=== Exercise aim ===
Write the records below out again exactly as given, with no images.

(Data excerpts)
■ ■ ■ ■

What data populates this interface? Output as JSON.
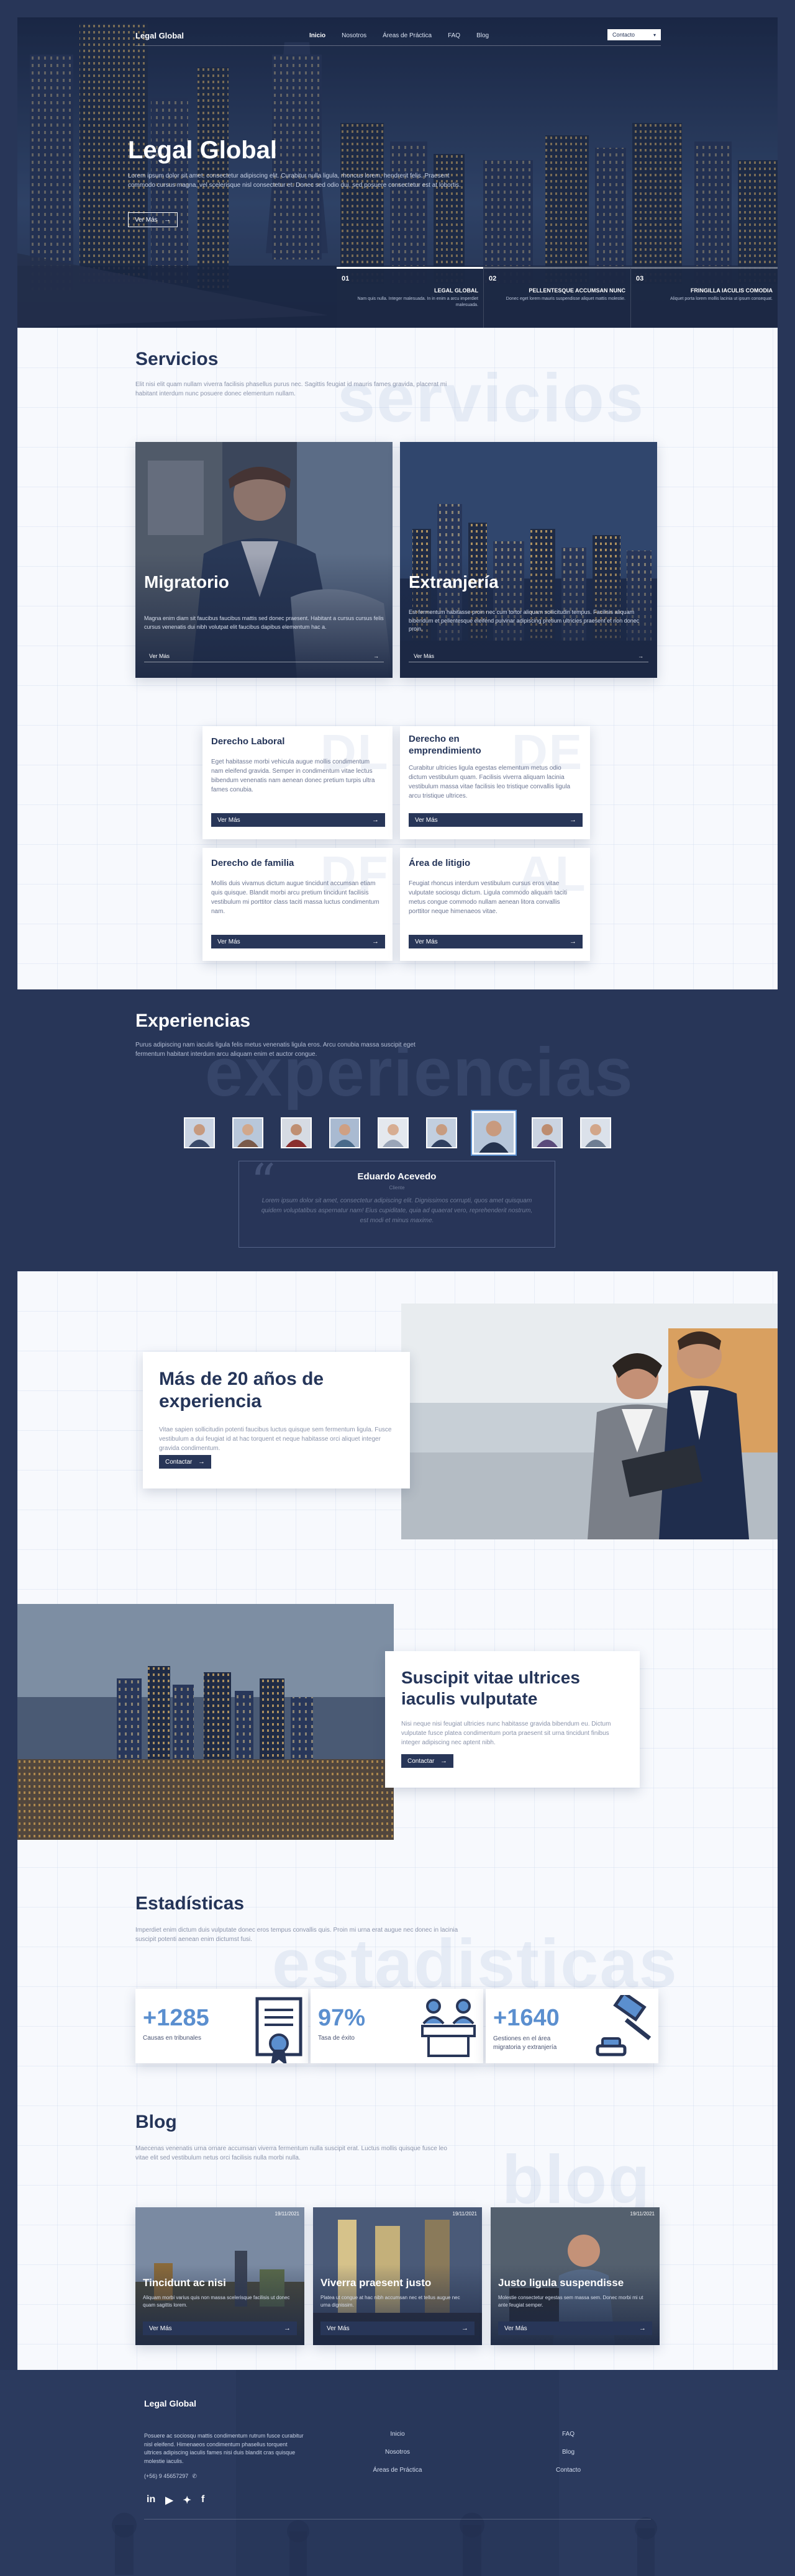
{
  "nav": {
    "logo": "Legal Global",
    "links": [
      "Inicio",
      "Nosotros",
      "Áreas de Práctica",
      "FAQ",
      "Blog"
    ],
    "contact": "Contacto"
  },
  "hero": {
    "title": "Legal Global",
    "text": "Lorem ipsum dolor sit amet, consectetur adipiscing elit. Curabitur nulla ligula, rhoncus lorem, hendrerit felis. Praesent commodo cursus magna, vel scelerisque nisl consectetur et. Donec sed odio dui, sed posuere consectetur est at lobortis.",
    "button": "Ver Más",
    "slides": [
      {
        "num": "01",
        "title": "LEGAL GLOBAL",
        "text": "Nam quis nulla. Integer malesuada. In in enim a arcu imperdiet malesuada."
      },
      {
        "num": "02",
        "title": "PELLENTESQUE ACCUMSAN NUNC",
        "text": "Donec eget lorem mauris suspendisse aliquet mattis molestie."
      },
      {
        "num": "03",
        "title": "FRINGILLA IACULIS COMODIA",
        "text": "Aliquet porta lorem mollis lacinia ut ipsum consequat."
      }
    ]
  },
  "servicios": {
    "title": "Servicios",
    "text": "Elit nisi elit quam nullam viverra facilisis phasellus purus nec. Sagittis feugiat id mauris fames gravida, placerat mi habitant interdum nunc posuere donec elementum nullam.",
    "watermark": "servicios",
    "big": [
      {
        "title": "Migratorio",
        "text": "Magna enim diam sit faucibus faucibus mattis sed donec praesent. Habitant a cursus cursus felis cursus venenatis dui nibh volutpat elit faucibus dapibus elementum hac a.",
        "button": "Ver Más"
      },
      {
        "title": "Extranjería",
        "text": "Est fermentum habitasse proin nec cum tortor aliquam sollicitudin tempus. Facilisis aliquam bibendum et pellentesque eleifend pulvinar adipiscing pretium ultricies praesent et non donec proin.",
        "button": "Ver Más"
      }
    ],
    "small": [
      {
        "title": "Derecho Laboral",
        "text": "Eget habitasse morbi vehicula augue mollis condimentum nam eleifend gravida. Semper in condimentum vitae lectus bibendum venenatis nam aenean donec pretium turpis ultra fames conubia.",
        "button": "Ver Más",
        "wm": "DL"
      },
      {
        "title": "Derecho en emprendimiento",
        "text": "Curabitur ultricies ligula egestas elementum metus odio dictum vestibulum quam. Facilisis viverra aliquam lacinia vestibulum massa vitae facilisis leo tristique convallis ligula arcu tristique ultrices.",
        "button": "Ver Más",
        "wm": "DE"
      },
      {
        "title": "Derecho de familia",
        "text": "Mollis duis vivamus dictum augue tincidunt accumsan etiam quis quisque. Blandit morbi arcu pretium tincidunt facilisis vestibulum mi porttitor class taciti massa luctus condimentum nam.",
        "button": "Ver Más",
        "wm": "DF"
      },
      {
        "title": "Área de litigio",
        "text": "Feugiat rhoncus interdum vestibulum cursus eros vitae vulputate sociosqu dictum. Ligula commodo aliquam taciti metus congue commodo nullam aenean litora convallis porttitor neque himenaeos vitae.",
        "button": "Ver Más",
        "wm": "AL"
      }
    ]
  },
  "experiencias": {
    "title": "Experiencias",
    "text": "Purus adipiscing nam iaculis ligula felis metus venenatis ligula eros. Arcu conubia massa suscipit eget fermentum habitant interdum arcu aliquam enim et auctor congue.",
    "watermark": "experiencias",
    "name": "Eduardo Acevedo",
    "role": "Cliente",
    "quote": "Lorem ipsum dolor sit amet, consectetur adipiscing elit. Dignissimos corrupti, quos amet quisquam quidem voluptatibus aspernatur nam! Eius cupiditate, quia ad quaerat vero, reprehenderit nostrum, est modi et minus maxime."
  },
  "about": [
    {
      "title": "Más de 20 años de experiencia",
      "text": "Vitae sapien sollicitudin potenti faucibus luctus quisque sem fermentum ligula. Fusce vestibulum a dui feugiat id at hac torquent et neque habitasse orci aliquet integer gravida condimentum.",
      "button": "Contactar"
    },
    {
      "title": "Suscipit vitae ultrices iaculis vulputate",
      "text": "Nisi neque nisi feugiat ultricies nunc habitasse gravida bibendum eu. Dictum vulputate fusce platea condimentum porta praesent sit urna tincidunt finibus integer adipiscing nec aptent nibh.",
      "button": "Contactar"
    }
  ],
  "estadisticas": {
    "title": "Estadísticas",
    "text": "Imperdiet enim dictum duis vulputate donec eros tempus convallis quis. Proin mi urna erat augue nec donec in lacinia suscipit potenti aenean enim dictumst fusi.",
    "watermark": "estadisticas",
    "items": [
      {
        "value": "+1285",
        "label": "Causas en tribunales",
        "icon": "certificate-icon"
      },
      {
        "value": "97%",
        "label": "Tasa de éxito",
        "icon": "people-icon"
      },
      {
        "value": "+1640",
        "label": "Gestiones en el área migratoria y extranjería",
        "icon": "gavel-icon"
      }
    ]
  },
  "blog": {
    "title": "Blog",
    "text": "Maecenas venenatis urna ornare accumsan viverra fermentum nulla suscipit erat. Luctus mollis quisque fusce leo vitae elit sed vestibulum netus orci facilisis nulla morbi nulla.",
    "watermark": "blog",
    "posts": [
      {
        "date": "19/11/2021",
        "title": "Tincidunt ac nisi",
        "text": "Aliquam morbi varius quis non massa scelerisque facilisis ut donec quam sagittis lorem.",
        "button": "Ver Más"
      },
      {
        "date": "19/11/2021",
        "title": "Viverra praesent justo",
        "text": "Platea ut congue at hac nibh accumsan nec et tellus augue nec urna dignissim.",
        "button": "Ver Más"
      },
      {
        "date": "19/11/2021",
        "title": "Justo ligula suspendisse",
        "text": "Molestie consectetur egestas sem massa sem. Donec morbi mi ut ante feugiat semper.",
        "button": "Ver Más"
      }
    ]
  },
  "footer": {
    "logo": "Legal Global",
    "text": "Posuere ac sociosqu mattis condimentum rutrum fusce curabitur nisl eleifend. Himenaeos condimentum phasellus torquent ultrices adipiscing iaculis fames nisi duis blandit cras quisque molestie iaculis.",
    "phone": "(+56) 9 45657297",
    "col1": [
      "Inicio",
      "Nosotros",
      "Áreas de Práctica"
    ],
    "col2": [
      "FAQ",
      "Blog",
      "Contacto"
    ],
    "social": [
      "linkedin-icon",
      "youtube-icon",
      "twitter-icon",
      "facebook-icon"
    ]
  },
  "colors": {
    "navy": "#283658",
    "accent": "#5b8fcf",
    "light": "#f5f8fc"
  }
}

■ ■ ■ ■

=== Written response ===
What data populates this interface? Output as JSON.
{
  "nav": {
    "logo": "Legal Global",
    "links": [
      "Inicio",
      "Nosotros",
      "Áreas de Práctica",
      "FAQ",
      "Blog"
    ],
    "contact": "Contacto"
  },
  "hero": {
    "title": "Legal Global",
    "text": "Lorem ipsum dolor sit amet, consectetur adipiscing elit. Curabitur nulla ligula, rhoncus lorem, hendrerit felis. Praesent commodo cursus magna, vel scelerisque nisl consectetur et. Donec sed odio dui, sed posuere consectetur est at lobortis.",
    "button": "Ver Más",
    "slides": [
      {
        "num": "01",
        "title": "LEGAL GLOBAL",
        "text": "Nam quis nulla. Integer malesuada. In in enim a arcu imperdiet malesuada."
      },
      {
        "num": "02",
        "title": "PELLENTESQUE ACCUMSAN NUNC",
        "text": "Donec eget lorem mauris suspendisse aliquet mattis molestie."
      },
      {
        "num": "03",
        "title": "FRINGILLA IACULIS COMODIA",
        "text": "Aliquet porta lorem mollis lacinia ut ipsum consequat."
      }
    ]
  },
  "servicios": {
    "title": "Servicios",
    "text": "Elit nisi elit quam nullam viverra facilisis phasellus purus nec. Sagittis feugiat id mauris fames gravida, placerat mi habitant interdum nunc posuere donec elementum nullam.",
    "watermark": "servicios",
    "big": [
      {
        "title": "Migratorio",
        "text": "Magna enim diam sit faucibus faucibus mattis sed donec praesent. Habitant a cursus cursus felis cursus venenatis dui nibh volutpat elit faucibus dapibus elementum hac a.",
        "button": "Ver Más"
      },
      {
        "title": "Extranjería",
        "text": "Est fermentum habitasse proin nec cum tortor aliquam sollicitudin tempus. Facilisis aliquam bibendum et pellentesque eleifend pulvinar adipiscing pretium ultricies praesent et non donec proin.",
        "button": "Ver Más"
      }
    ],
    "small": [
      {
        "title": "Derecho Laboral",
        "text": "Eget habitasse morbi vehicula augue mollis condimentum nam eleifend gravida. Semper in condimentum vitae lectus bibendum venenatis nam aenean donec pretium turpis ultra fames conubia.",
        "button": "Ver Más",
        "wm": "DL"
      },
      {
        "title": "Derecho en emprendimiento",
        "text": "Curabitur ultricies ligula egestas elementum metus odio dictum vestibulum quam. Facilisis viverra aliquam lacinia vestibulum massa vitae facilisis leo tristique convallis ligula arcu tristique ultrices.",
        "button": "Ver Más",
        "wm": "DE"
      },
      {
        "title": "Derecho de familia",
        "text": "Mollis duis vivamus dictum augue tincidunt accumsan etiam quis quisque. Blandit morbi arcu pretium tincidunt facilisis vestibulum mi porttitor class taciti massa luctus condimentum nam.",
        "button": "Ver Más",
        "wm": "DF"
      },
      {
        "title": "Área de litigio",
        "text": "Feugiat rhoncus interdum vestibulum cursus eros vitae vulputate sociosqu dictum. Ligula commodo aliquam taciti metus congue commodo nullam aenean litora convallis porttitor neque himenaeos vitae.",
        "button": "Ver Más",
        "wm": "AL"
      }
    ]
  },
  "experiencias": {
    "title": "Experiencias",
    "text": "Purus adipiscing nam iaculis ligula felis metus venenatis ligula eros. Arcu conubia massa suscipit eget fermentum habitant interdum arcu aliquam enim et auctor congue.",
    "watermark": "experiencias",
    "name": "Eduardo Acevedo",
    "role": "Cliente",
    "quote": "Lorem ipsum dolor sit amet, consectetur adipiscing elit. Dignissimos corrupti, quos amet quisquam quidem voluptatibus aspernatur nam! Eius cupiditate, quia ad quaerat vero, reprehenderit nostrum, est modi et minus maxime."
  },
  "about": [
    {
      "title": "Más de 20 años de experiencia",
      "text": "Vitae sapien sollicitudin potenti faucibus luctus quisque sem fermentum ligula. Fusce vestibulum a dui feugiat id at hac torquent et neque habitasse orci aliquet integer gravida condimentum.",
      "button": "Contactar"
    },
    {
      "title": "Suscipit vitae ultrices iaculis vulputate",
      "text": "Nisi neque nisi feugiat ultricies nunc habitasse gravida bibendum eu. Dictum vulputate fusce platea condimentum porta praesent sit urna tincidunt finibus integer adipiscing nec aptent nibh.",
      "button": "Contactar"
    }
  ],
  "estadisticas": {
    "title": "Estadísticas",
    "text": "Imperdiet enim dictum duis vulputate donec eros tempus convallis quis. Proin mi urna erat augue nec donec in lacinia suscipit potenti aenean enim dictumst fusi.",
    "watermark": "estadisticas",
    "items": [
      {
        "value": "+1285",
        "label": "Causas en tribunales",
        "icon": "certificate-icon"
      },
      {
        "value": "97%",
        "label": "Tasa de éxito",
        "icon": "people-icon"
      },
      {
        "value": "+1640",
        "label": "Gestiones en el área migratoria y extranjería",
        "icon": "gavel-icon"
      }
    ]
  },
  "blog": {
    "title": "Blog",
    "text": "Maecenas venenatis urna ornare accumsan viverra fermentum nulla suscipit erat. Luctus mollis quisque fusce leo vitae elit sed vestibulum netus orci facilisis nulla morbi nulla.",
    "watermark": "blog",
    "posts": [
      {
        "date": "19/11/2021",
        "title": "Tincidunt ac nisi",
        "text": "Aliquam morbi varius quis non massa scelerisque facilisis ut donec quam sagittis lorem.",
        "button": "Ver Más"
      },
      {
        "date": "19/11/2021",
        "title": "Viverra praesent justo",
        "text": "Platea ut congue at hac nibh accumsan nec et tellus augue nec urna dignissim.",
        "button": "Ver Más"
      },
      {
        "date": "19/11/2021",
        "title": "Justo ligula suspendisse",
        "text": "Molestie consectetur egestas sem massa sem. Donec morbi mi ut ante feugiat semper.",
        "button": "Ver Más"
      }
    ]
  },
  "footer": {
    "logo": "Legal Global",
    "text": "Posuere ac sociosqu mattis condimentum rutrum fusce curabitur nisl eleifend. Himenaeos condimentum phasellus torquent ultrices adipiscing iaculis fames nisi duis blandit cras quisque molestie iaculis.",
    "phone": "(+56) 9 45657297",
    "col1": [
      "Inicio",
      "Nosotros",
      "Áreas de Práctica"
    ],
    "col2": [
      "FAQ",
      "Blog",
      "Contacto"
    ],
    "social": [
      "linkedin-icon",
      "youtube-icon",
      "twitter-icon",
      "facebook-icon"
    ]
  },
  "colors": {
    "navy": "#283658",
    "accent": "#5b8fcf",
    "light": "#f5f8fc"
  }
}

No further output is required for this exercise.